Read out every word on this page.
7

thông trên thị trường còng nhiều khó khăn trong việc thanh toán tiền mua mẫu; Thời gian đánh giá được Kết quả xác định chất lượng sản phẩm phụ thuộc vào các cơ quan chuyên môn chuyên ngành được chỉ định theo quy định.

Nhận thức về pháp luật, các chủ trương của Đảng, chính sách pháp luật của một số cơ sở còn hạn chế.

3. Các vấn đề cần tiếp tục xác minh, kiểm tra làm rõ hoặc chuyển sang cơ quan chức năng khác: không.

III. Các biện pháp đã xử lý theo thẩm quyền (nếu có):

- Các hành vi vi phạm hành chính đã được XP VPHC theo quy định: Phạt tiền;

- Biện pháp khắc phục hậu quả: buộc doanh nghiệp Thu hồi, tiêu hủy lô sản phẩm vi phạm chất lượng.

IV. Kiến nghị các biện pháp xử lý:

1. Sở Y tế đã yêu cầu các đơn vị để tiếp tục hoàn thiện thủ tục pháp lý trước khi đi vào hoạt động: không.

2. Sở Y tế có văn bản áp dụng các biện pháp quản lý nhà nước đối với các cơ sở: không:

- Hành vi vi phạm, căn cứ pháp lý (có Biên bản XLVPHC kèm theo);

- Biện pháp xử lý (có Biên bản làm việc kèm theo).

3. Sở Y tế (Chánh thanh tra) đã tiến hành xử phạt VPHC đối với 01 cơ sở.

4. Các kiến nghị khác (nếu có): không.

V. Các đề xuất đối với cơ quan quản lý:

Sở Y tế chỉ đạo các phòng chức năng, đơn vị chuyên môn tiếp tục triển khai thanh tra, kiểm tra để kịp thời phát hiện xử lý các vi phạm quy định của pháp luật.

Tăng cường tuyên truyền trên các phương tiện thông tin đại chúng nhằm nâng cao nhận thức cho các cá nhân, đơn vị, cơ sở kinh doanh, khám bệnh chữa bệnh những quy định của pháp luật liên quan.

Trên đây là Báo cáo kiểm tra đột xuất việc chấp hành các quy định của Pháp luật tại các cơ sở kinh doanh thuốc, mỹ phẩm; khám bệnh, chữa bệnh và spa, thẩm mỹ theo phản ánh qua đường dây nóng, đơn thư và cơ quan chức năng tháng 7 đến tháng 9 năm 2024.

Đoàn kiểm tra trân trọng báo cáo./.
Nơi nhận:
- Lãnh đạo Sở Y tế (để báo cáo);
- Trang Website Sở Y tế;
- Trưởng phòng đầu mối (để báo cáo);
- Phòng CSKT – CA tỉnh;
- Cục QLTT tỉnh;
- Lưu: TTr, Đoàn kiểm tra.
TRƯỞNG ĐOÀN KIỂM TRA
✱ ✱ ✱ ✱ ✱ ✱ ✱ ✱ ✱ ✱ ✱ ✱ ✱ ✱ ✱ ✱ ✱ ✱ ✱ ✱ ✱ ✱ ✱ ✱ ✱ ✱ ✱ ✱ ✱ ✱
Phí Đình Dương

━━━━━━━━━━━━━━━━

Required task =
Search the entries for the string "khác" and collect each line that has it.

Expected answer =
3. Các vấn đề cần tiếp tục xác minh, kiểm tra làm rõ hoặc chuyển sang cơ quan chức năng khác: không.
4. Các kiến nghị khác (nếu có): không.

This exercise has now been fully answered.